*What is required:*
Extract and list every line that contains the word "tipo".

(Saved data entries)

┄┄┄┄┄┄

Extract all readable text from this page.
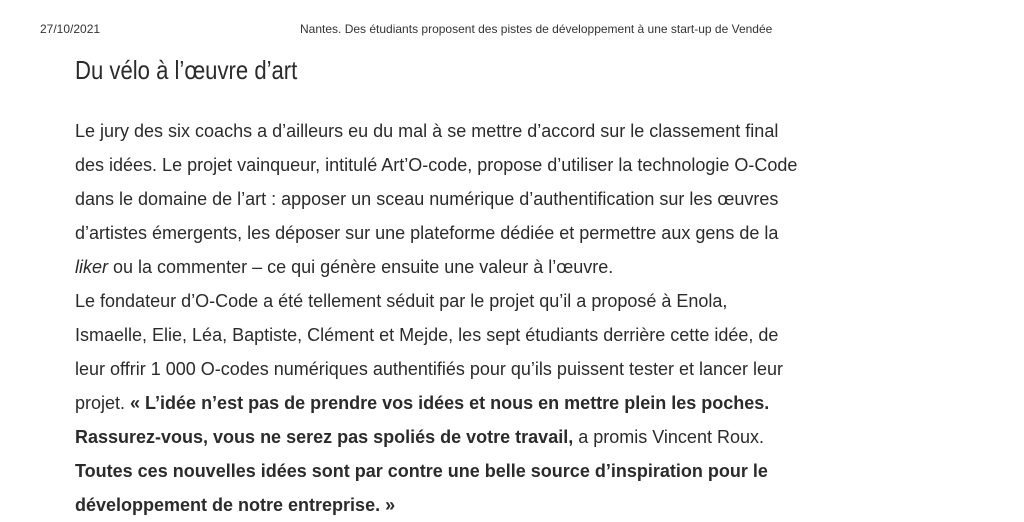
27/10/2021	Nantes. Des étudiants proposent des pistes de développement à une start-up de Vendée
Du vélo à l’œuvre d’art
Le jury des six coachs a d’ailleurs eu du mal à se mettre d’accord sur le classement final
des idées. Le projet vainqueur, intitulé Art’O-code, propose d’utiliser la technologie O-Code
dans le domaine de l’art : apposer un sceau numérique d’authentification sur les œuvres
d’artistes émergents, les déposer sur une plateforme dédiée et permettre aux gens de la
liker ou la commenter – ce qui génère ensuite une valeur à l’œuvre.
Le fondateur d’O-Code a été tellement séduit par le projet qu’il a proposé à Enola,
Ismaelle, Elie, Léa, Baptiste, Clément et Mejde, les sept étudiants derrière cette idée, de
leur offrir 1 000 O-codes numériques authentifiés pour qu’ils puissent tester et lancer leur
projet. « L’idée n’est pas de prendre vos idées et nous en mettre plein les poches.
Rassurez-vous, vous ne serez pas spoliés de votre travail, a promis Vincent Roux.
Toutes ces nouvelles idées sont par contre une belle source d’inspiration pour le
développement de notre entreprise. »
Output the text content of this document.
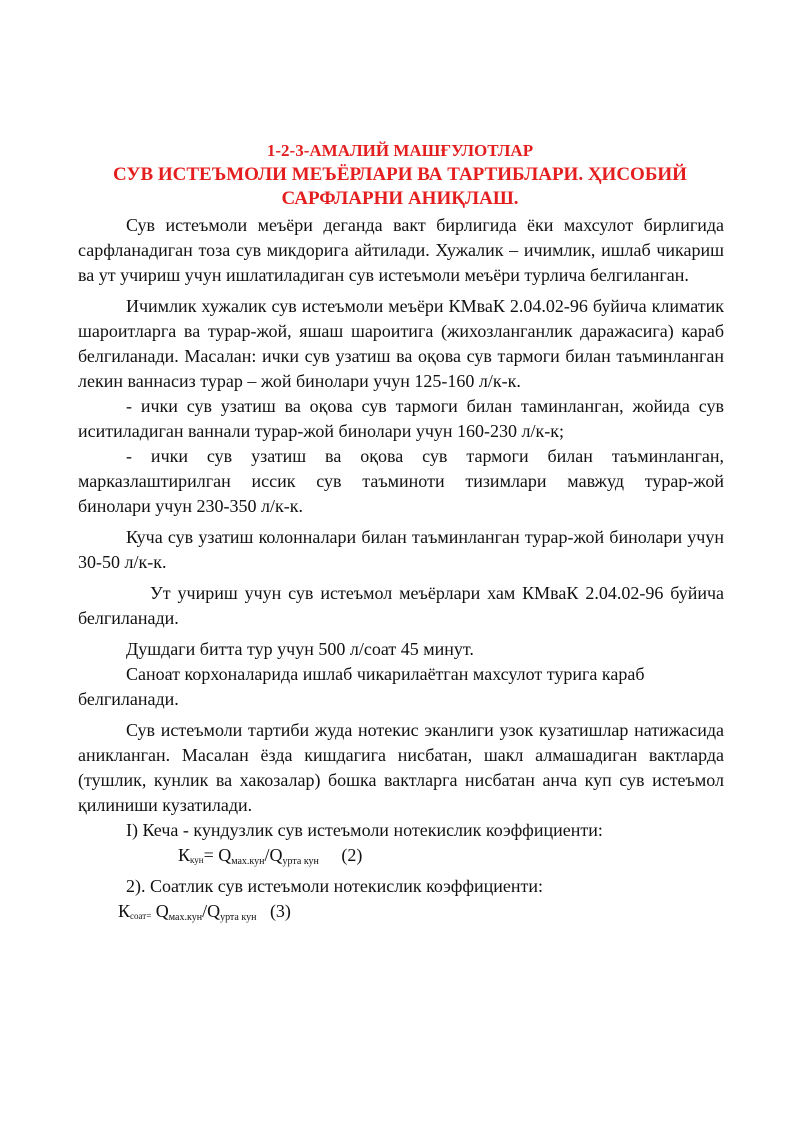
1-2-3-АМАЛИЙ МАШҒУЛОТЛАР
СУВ ИСТЕЪМОЛИ МЕЪЁРЛАРИ ВА ТАРТИБЛАРИ. ҲИСОБИЙ
САРФЛАРНИ АНИҚЛАШ.

Сув истеъмоли меъёри деганда вакт бирлигида ёки махсулот бирлигида сарфланадиган тоза сув микдорига айтилади. Хужалик – ичимлик, ишлаб чикариш ва ут учириш учун ишлатиладиган сув истеъмоли меъёри турлича белгиланган.

Ичимлик хужалик сув истеъмоли меъёри КМваК 2.04.02-96 буйича климатик шароитларга ва турар-жой, яшаш шароитига (жихозланганлик даражасига) караб белгиланади. Масалан: ички сув узатиш ва оқова сув тармоги билан таъминланган лекин ваннасиз турар – жой бинолари учун 125-160 л/к-к.

- ички сув узатиш ва оқова сув тармоги билан таминланган, жойида сув иситиладиган ваннали турар-жой бинолари учун 160-230 л/к-к;

- ички сув узатиш ва оқова сув тармоги билан таъминланган,
марказлаштирилган иссик сув таъминоти тизимлари мавжуд турар-жой
бинолари учун 230-350 л/к-к.

Куча сув узатиш колонналари билан таъминланган турар-жой бинолари учун 30-50 л/к-к.

Ут учириш учун сув истеъмол меъёрлари хам КМваК 2.04.02-96 буйича белгиланади.

Душдаги битта тур учун 500 л/соат 45 минут.

Саноат корхоналарида ишлаб чикарилаётган махсулот турига караб белгиланади.

Сув истеъмоли тартиби жуда нотекис эканлиги узок кузатишлар натижасида аникланган. Масалан ёзда кишдагига нисбатан, шакл алмашадиган вактларда (тушлик, кунлик ва хакозалар) бошка вактларга нисбатан анча куп сув истеъмол қилиниши кузатилади.

I) Кеча - кундузлик сув истеъмоли нотекислик коэффициенти:

$К_{кун}= Q_{мах.кун}/Q_{урта кун}$ (2)

2). Соатлик сув истеъмоли нотекислик коэффициенти:

$К_{соат=}$ $Q_{мах.кун}/Q_{урта кун}$ (3)
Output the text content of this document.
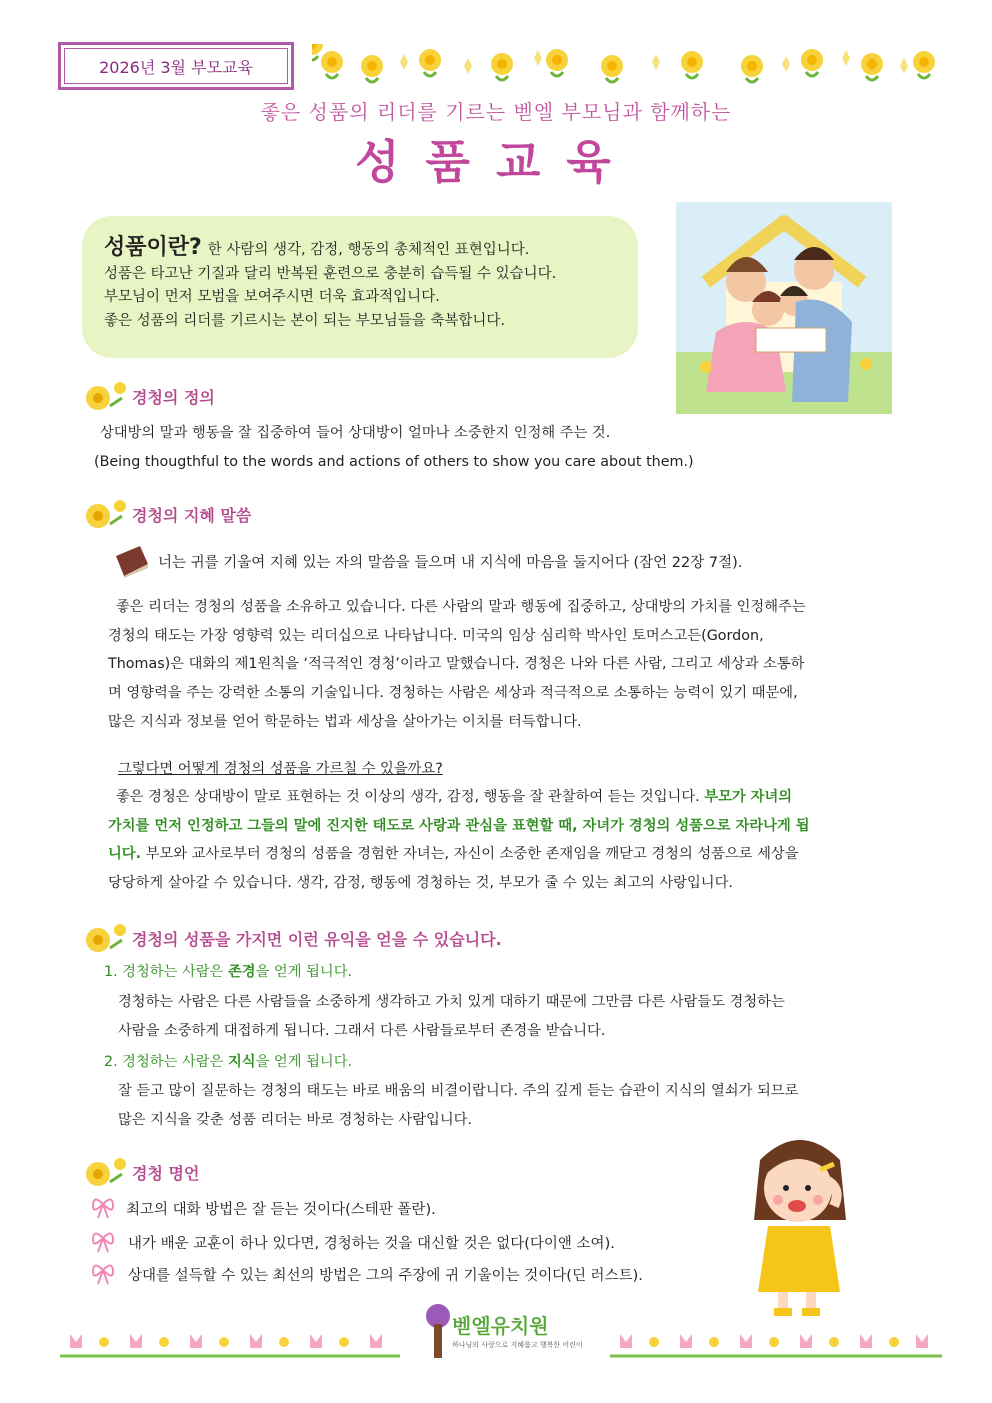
2026년 3월 부모교육
좋은 성품의 리더를 기르는 벧엘 부모님과 함께하는
성품교육
성품이란? 한 사람의 생각, 감정, 행동의 총체적인 표현입니다.
성품은 타고난 기질과 달리 반복된 훈련으로 충분히 습득될 수 있습니다.
부모님이 먼저 모범을 보여주시면 더욱 효과적입니다.
좋은 성품의 리더를 기르시는 본이 되는 부모님들을 축복합니다.
경청의 정의
상대방의 말과 행동을 잘 집중하여 들어 상대방이 얼마나 소중한지 인정해 주는 것.
(Being thougthful to the words and actions of others to show you care about them.)
경청의 지혜 말씀
너는 귀를 기울여 지혜 있는 자의 말씀을 들으며 내 지식에 마음을 둘지어다 (잠언 22장 7절).
좋은 리더는 경청의 성품을 소유하고 있습니다. 다른 사람의 말과 행동에 집중하고, 상대방의 가치를 인정해주는
경청의 태도는 가장 영향력 있는 리더십으로 나타납니다. 미국의 임상 심리학 박사인 토머스고든(Gordon,
Thomas)은 대화의 제1원칙을 ‘적극적인 경청’이라고 말했습니다. 경청은 나와 다른 사람, 그리고 세상과 소통하
며 영향력을 주는 강력한 소통의 기술입니다. 경청하는 사람은 세상과 적극적으로 소통하는 능력이 있기 때문에,
많은 지식과 정보를 얻어 학문하는 법과 세상을 살아가는 이치를 터득합니다.
그렇다면 어떻게 경청의 성품을 가르칠 수 있을까요?
좋은 경청은 상대방이 말로 표현하는 것 이상의 생각, 감정, 행동을 잘 관찰하여 듣는 것입니다. 부모가 자녀의
가치를 먼저 인정하고 그들의 말에 진지한 태도로 사랑과 관심을 표현할 때, 자녀가 경청의 성품으로 자라나게 됩
니다. 부모와 교사로부터 경청의 성품을 경험한 자녀는, 자신이 소중한 존재임을 깨닫고 경청의 성품으로 세상을
당당하게 살아갈 수 있습니다. 생각, 감정, 행동에 경청하는 것, 부모가 줄 수 있는 최고의 사랑입니다.
경청의 성품을 가지면 이런 유익을 얻을 수 있습니다.
1. 경청하는 사람은 존경을 얻게 됩니다.
경청하는 사람은 다른 사람들을 소중하게 생각하고 가치 있게 대하기 때문에 그만큼 다른 사람들도 경청하는
사람을 소중하게 대접하게 됩니다. 그래서 다른 사람들로부터 존경을 받습니다.
2. 경청하는 사람은 지식을 얻게 됩니다.
잘 듣고 많이 질문하는 경청의 태도는 바로 배움의 비결이랍니다. 주의 깊게 듣는 습관이 지식의 열쇠가 되므로
많은 지식을 갖춘 성품 리더는 바로 경청하는 사람입니다.
경청 명언
최고의 대화 방법은 잘 듣는 것이다(스테판 폴란).
내가 배운 교훈이 하나 있다면, 경청하는 것을 대신할 것은 없다(다이앤 소여).
상대를 설득할 수 있는 최선의 방법은 그의 주장에 귀 기울이는 것이다(딘 러스트).
벧엘유치원
하나님의 사랑으로 지혜롭고 행복한 어린이
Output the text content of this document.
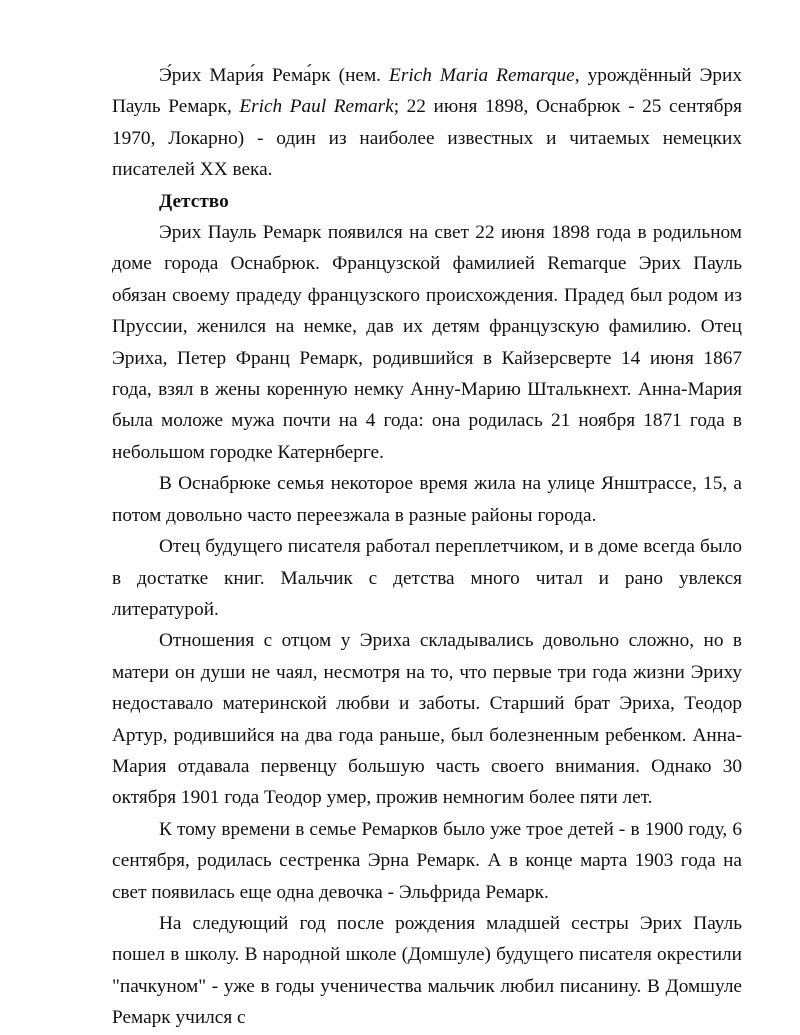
Э́рих Мари́я Рема́рк (нем. Erich Maria Remarque, урождённый Эрих Пауль Ремарк, Erich Paul Remark; 22 июня 1898, Оснабрюк - 25 сентября 1970, Локарно) - один из наиболее известных и читаемых немецких писателей XX века.

Детство

Эрих Пауль Ремарк появился на свет 22 июня 1898 года в родильном доме города Оснабрюк. Французской фамилией Remarque Эрих Пауль обязан своему прадеду французского происхождения. Прадед был родом из Пруссии, женился на немке, дав их детям французскую фамилию. Отец Эриха, Петер Франц Ремарк, родившийся в Кайзерсверте 14 июня 1867 года, взял в жены коренную немку Анну-Марию Шталькнехт. Анна-Мария была моложе мужа почти на 4 года: она родилась 21 ноября 1871 года в небольшом городке Катернберге.

В Оснабрюке семья некоторое время жила на улице Янштрассе, 15, а потом довольно часто переезжала в разные районы города.

Отец будущего писателя работал переплетчиком, и в доме всегда было в достатке книг. Мальчик с детства много читал и рано увлекся литературой.

Отношения с отцом у Эриха складывались довольно сложно, но в матери он души не чаял, несмотря на то, что первые три года жизни Эриху недоставало материнской любви и заботы. Старший брат Эриха, Теодор Артур, родившийся на два года раньше, был болезненным ребенком. Анна-Мария отдавала первенцу большую часть своего внимания. Однако 30 октября 1901 года Теодор умер, прожив немногим более пяти лет.

К тому времени в семье Ремарков было уже трое детей - в 1900 году, 6 сентября, родилась сестренка Эрна Ремарк. А в конце марта 1903 года на свет появилась еще одна девочка - Эльфрида Ремарк.

На следующий год после рождения младшей сестры Эрих Пауль пошел в школу. В народной школе (Домшуле) будущего писателя окрестили "пачкуном" - уже в годы ученичества мальчик любил писанину. В Домшуле Ремарк учился с
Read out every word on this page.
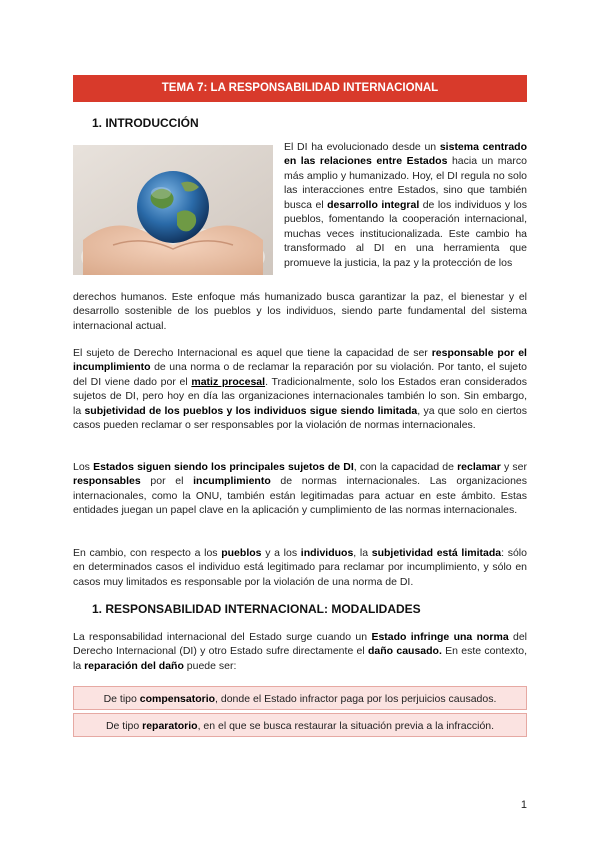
TEMA 7: LA RESPONSABILIDAD INTERNACIONAL
1. INTRODUCCIÓN

El DI ha evolucionado desde un sistema centrado en las relaciones entre Estados hacia un marco más amplio y humanizado. Hoy, el DI regula no solo las interacciones entre Estados, sino que también busca el desarrollo integral de los individuos y los pueblos, fomentando la cooperación internacional, muchas veces institucionalizada. Este cambio ha transformado al DI en una herramienta que promueve la justicia, la paz y la protección de los

derechos humanos. Este enfoque más humanizado busca garantizar la paz, el bienestar y el desarrollo sostenible de los pueblos y los individuos, siendo parte fundamental del sistema internacional actual.

El sujeto de Derecho Internacional es aquel que tiene la capacidad de ser responsable por el incumplimiento de una norma o de reclamar la reparación por su violación. Por tanto, el sujeto del DI viene dado por el matiz procesal. Tradicionalmente, solo los Estados eran considerados sujetos de DI, pero hoy en día las organizaciones internacionales también lo son. Sin embargo, la subjetividad de los pueblos y los individuos sigue siendo limitada, ya que solo en ciertos casos pueden reclamar o ser responsables por la violación de normas internacionales.

Los Estados siguen siendo los principales sujetos de DI, con la capacidad de reclamar y ser responsables por el incumplimiento de normas internacionales. Las organizaciones internacionales, como la ONU, también están legitimadas para actuar en este ámbito. Estas entidades juegan un papel clave en la aplicación y cumplimiento de las normas internacionales.

En cambio, con respecto a los pueblos y a los individuos, la subjetividad está limitada: sólo en determinados casos el individuo está legitimado para reclamar por incumplimiento, y sólo en casos muy limitados es responsable por la violación de una norma de DI.

1. RESPONSABILIDAD INTERNACIONAL: MODALIDADES

La responsabilidad internacional del Estado surge cuando un Estado infringe una norma del Derecho Internacional (DI) y otro Estado sufre directamente el daño causado. En este contexto, la reparación del daño puede ser:

De tipo compensatorio, donde el Estado infractor paga por los perjuicios causados.
De tipo reparatorio, en el que se busca restaurar la situación previa a la infracción.
1
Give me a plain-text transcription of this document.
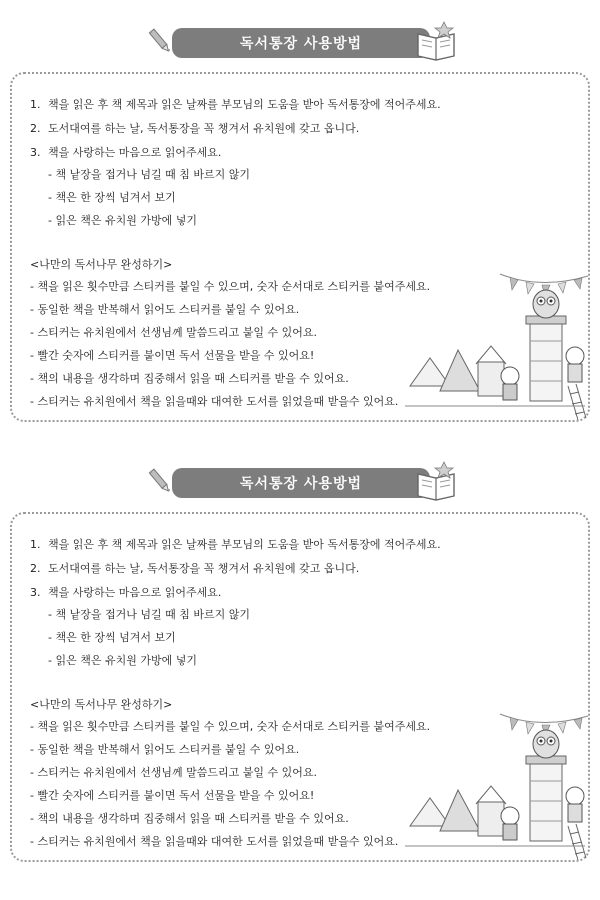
독서통장 사용방법
1. 책을 읽은 후 책 제목과 읽은 날짜를 부모님의 도움을 받아 독서통장에 적어주세요.
2. 도서대여를 하는 날, 독서통장을 꼭 챙겨서 유치원에 갖고 옵니다.
3. 책을 사랑하는 마음으로 읽어주세요.
- 책 낱장을 접거나 넘길 때 침 바르지 않기
- 책은 한 장씩 넘겨서 보기
- 읽은 책은 유치원 가방에 넣기
<나만의 독서나무 완성하기>
- 책을 읽은 횟수만큼 스티커를 붙일 수 있으며, 숫자 순서대로 스티커를 붙여주세요.
- 동일한 책을 반복해서 읽어도 스티커를 붙일 수 있어요.
- 스티커는 유치원에서 선생님께 말씀드리고 붙일 수 있어요.
- 빨간 숫자에 스티커를 붙이면 독서 선물을 받을 수 있어요!
- 책의 내용을 생각하며 집중해서 읽을 때 스티커를 받을 수 있어요.
- 스티커는 유치원에서 책을 읽을때와 대여한 도서를 읽었을때 받을수 있어요.
독서통장 사용방법
1. 책을 읽은 후 책 제목과 읽은 날짜를 부모님의 도움을 받아 독서통장에 적어주세요.
2. 도서대여를 하는 날, 독서통장을 꼭 챙겨서 유치원에 갖고 옵니다.
3. 책을 사랑하는 마음으로 읽어주세요.
- 책 낱장을 접거나 넘길 때 침 바르지 않기
- 책은 한 장씩 넘겨서 보기
- 읽은 책은 유치원 가방에 넣기
<나만의 독서나무 완성하기>
- 책을 읽은 횟수만큼 스티커를 붙일 수 있으며, 숫자 순서대로 스티커를 붙여주세요.
- 동일한 책을 반복해서 읽어도 스티커를 붙일 수 있어요.
- 스티커는 유치원에서 선생님께 말씀드리고 붙일 수 있어요.
- 빨간 숫자에 스티커를 붙이면 독서 선물을 받을 수 있어요!
- 책의 내용을 생각하며 집중해서 읽을 때 스티커를 받을 수 있어요.
- 스티커는 유치원에서 책을 읽을때와 대여한 도서를 읽었을때 받을수 있어요.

┄┄┄┄┄┄

*Answer to the task:*
De tipo compensatorio, donde el Estado infractor paga por los perjuicios causados.
De tipo reparatorio, en el que se busca restaurar la situación previa a la infracción.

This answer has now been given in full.